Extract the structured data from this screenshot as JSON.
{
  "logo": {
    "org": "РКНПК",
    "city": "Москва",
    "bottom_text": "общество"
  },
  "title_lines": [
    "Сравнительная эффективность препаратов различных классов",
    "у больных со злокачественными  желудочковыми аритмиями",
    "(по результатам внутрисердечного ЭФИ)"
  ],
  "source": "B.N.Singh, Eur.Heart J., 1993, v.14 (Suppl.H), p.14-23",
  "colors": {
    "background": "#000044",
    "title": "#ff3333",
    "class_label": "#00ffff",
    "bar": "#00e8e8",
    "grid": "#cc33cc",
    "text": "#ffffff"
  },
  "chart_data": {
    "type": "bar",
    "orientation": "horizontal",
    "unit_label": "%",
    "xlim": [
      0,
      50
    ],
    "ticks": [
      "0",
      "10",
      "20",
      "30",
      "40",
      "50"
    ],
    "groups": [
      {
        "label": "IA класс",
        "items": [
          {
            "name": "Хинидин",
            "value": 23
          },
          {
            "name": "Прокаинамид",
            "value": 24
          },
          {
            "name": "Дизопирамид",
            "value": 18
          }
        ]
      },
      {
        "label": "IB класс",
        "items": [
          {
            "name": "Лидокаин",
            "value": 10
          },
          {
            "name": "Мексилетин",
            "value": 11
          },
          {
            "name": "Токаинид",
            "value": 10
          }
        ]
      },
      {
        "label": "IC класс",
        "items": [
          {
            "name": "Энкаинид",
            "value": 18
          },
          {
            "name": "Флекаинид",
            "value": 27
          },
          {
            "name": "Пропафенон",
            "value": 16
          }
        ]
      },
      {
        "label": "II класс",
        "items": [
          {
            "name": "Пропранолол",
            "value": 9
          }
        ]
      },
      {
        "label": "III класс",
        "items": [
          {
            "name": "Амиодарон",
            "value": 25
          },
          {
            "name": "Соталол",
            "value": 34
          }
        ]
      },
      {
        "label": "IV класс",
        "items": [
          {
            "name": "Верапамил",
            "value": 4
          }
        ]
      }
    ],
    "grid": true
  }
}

> Aim of the exercise
Reproduce all the records precisely.

> Completed task
Extract the structured data from this screenshot as JSON.
{
  "logo": {
    "org": "РКНПК",
    "city": "Москва",
    "bottom_text": "общество"
  },
  "title_lines": [
    "Сравнительная эффективность препаратов различных классов",
    "у больных со злокачественными  желудочковыми аритмиями",
    "(по результатам внутрисердечного ЭФИ)"
  ],
  "source": "B.N.Singh, Eur.Heart J., 1993, v.14 (Suppl.H), p.14-23",
  "colors": {
    "background": "#000044",
    "title": "#ff3333",
    "class_label": "#00ffff",
    "bar": "#00e8e8",
    "grid": "#cc33cc",
    "text": "#ffffff"
  },
  "chart_data": {
    "type": "bar",
    "orientation": "horizontal",
    "unit_label": "%",
    "xlim": [
      0,
      50
    ],
    "ticks": [
      "0",
      "10",
      "20",
      "30",
      "40",
      "50"
    ],
    "groups": [
      {
        "label": "IA класс",
        "items": [
          {
            "name": "Хинидин",
            "value": 23
          },
          {
            "name": "Прокаинамид",
            "value": 24
          },
          {
            "name": "Дизопирамид",
            "value": 18
          }
        ]
      },
      {
        "label": "IB класс",
        "items": [
          {
            "name": "Лидокаин",
            "value": 10
          },
          {
            "name": "Мексилетин",
            "value": 11
          },
          {
            "name": "Токаинид",
            "value": 10
          }
        ]
      },
      {
        "label": "IC класс",
        "items": [
          {
            "name": "Энкаинид",
            "value": 18
          },
          {
            "name": "Флекаинид",
            "value": 27
          },
          {
            "name": "Пропафенон",
            "value": 16
          }
        ]
      },
      {
        "label": "II класс",
        "items": [
          {
            "name": "Пропранолол",
            "value": 9
          }
        ]
      },
      {
        "label": "III класс",
        "items": [
          {
            "name": "Амиодарон",
            "value": 25
          },
          {
            "name": "Соталол",
            "value": 34
          }
        ]
      },
      {
        "label": "IV класс",
        "items": [
          {
            "name": "Верапамил",
            "value": 4
          }
        ]
      }
    ],
    "grid": true
  }
}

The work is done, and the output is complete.